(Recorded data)
Begin

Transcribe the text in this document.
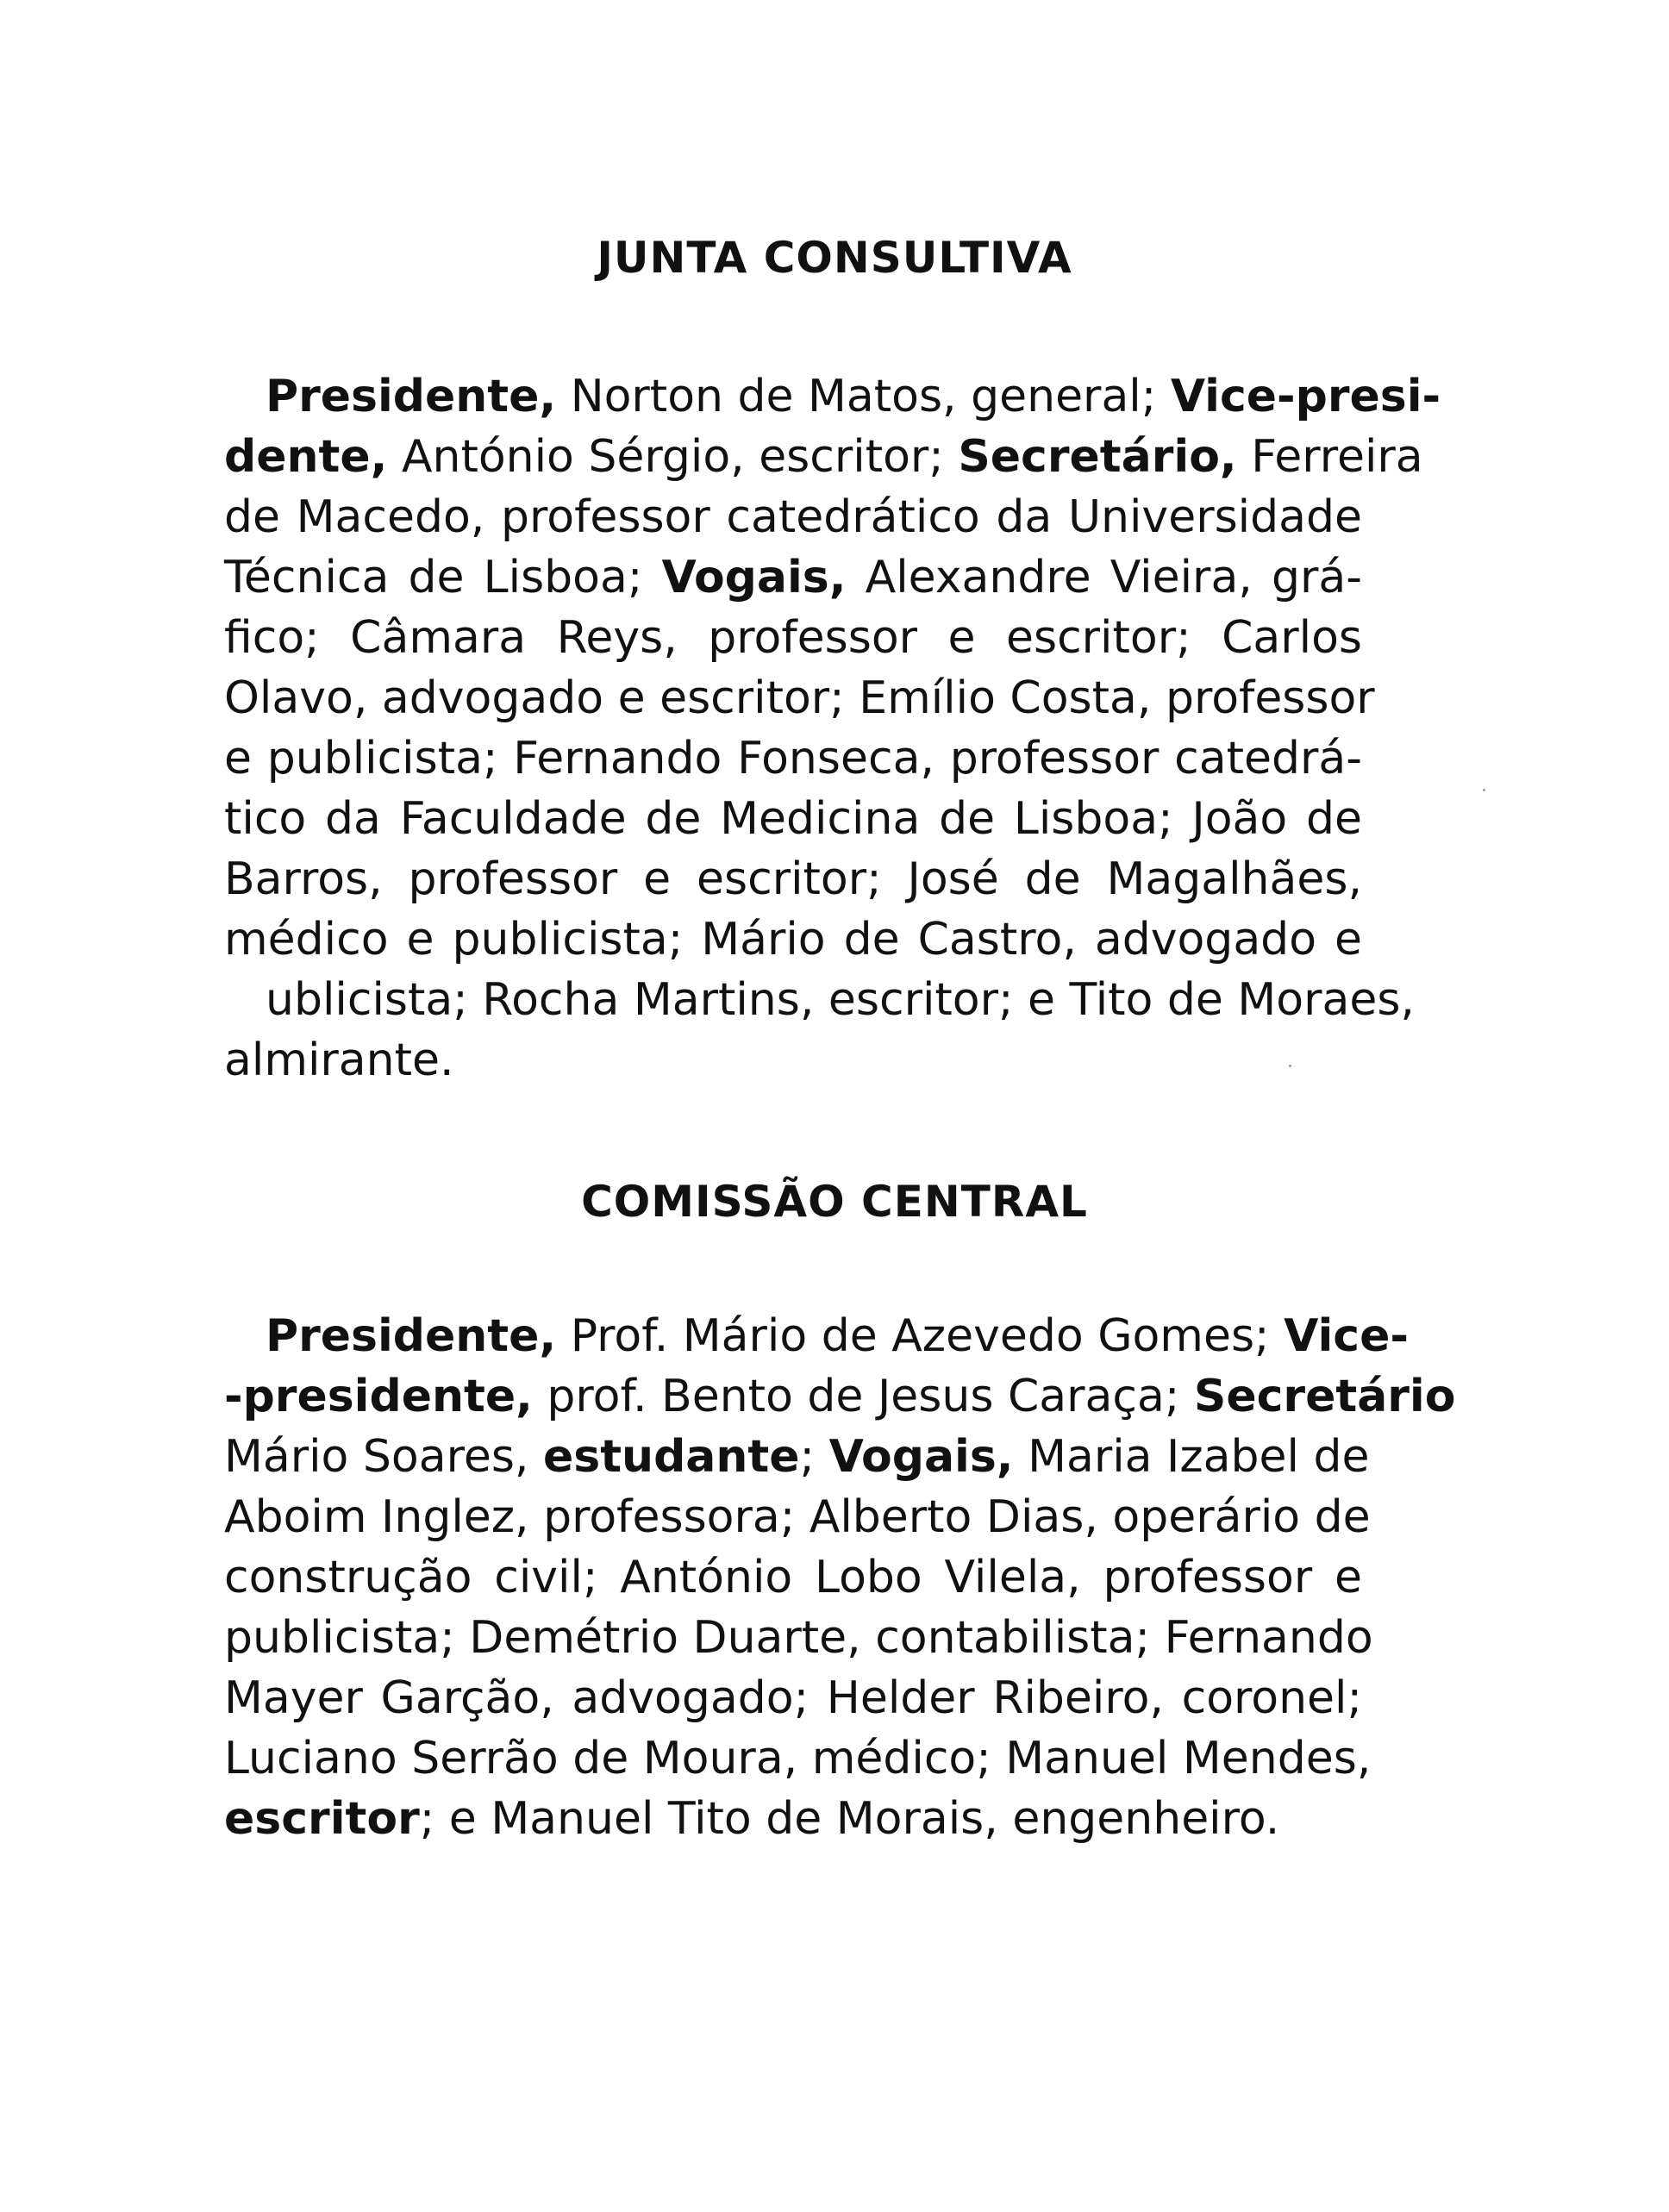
JUNTA CONSULTIVA
Presidente, Norton de Matos, general; Vice-presi-
dente, António Sérgio, escritor; Secretário, Ferreira
de Macedo, professor catedrático da Universidade
Técnica de Lisboa; Vogais, Alexandre Vieira, grá-
fico; Câmara Reys, professor e escritor; Carlos
Olavo, advogado e escritor; Emílio Costa, professor
e publicista; Fernando Fonseca, professor catedrá-
tico da Faculdade de Medicina de Lisboa; João de
Barros, professor e escritor; José de Magalhães,
médico e publicista; Mário de Castro, advogado e
ublicista; Rocha Martins, escritor; e Tito de Moraes,
almirante.
COMISSÃO CENTRAL
Presidente, Prof. Mário de Azevedo Gomes; Vice-
-presidente, prof. Bento de Jesus Caraça; Secretário
Mário Soares, estudante; Vogais, Maria Izabel de
Aboim Inglez, professora; Alberto Dias, operário de
construção civil; António Lobo Vilela, professor e
publicista; Demétrio Duarte, contabilista; Fernando
Mayer Garção, advogado; Helder Ribeiro, coronel;
Luciano Serrão de Moura, médico; Manuel Mendes,
escritor; e Manuel Tito de Morais, engenheiro.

End

Your task:
Across all the entries, count the lines that contain the word "Fernando" and give the number by itself.

Answer to this task:
2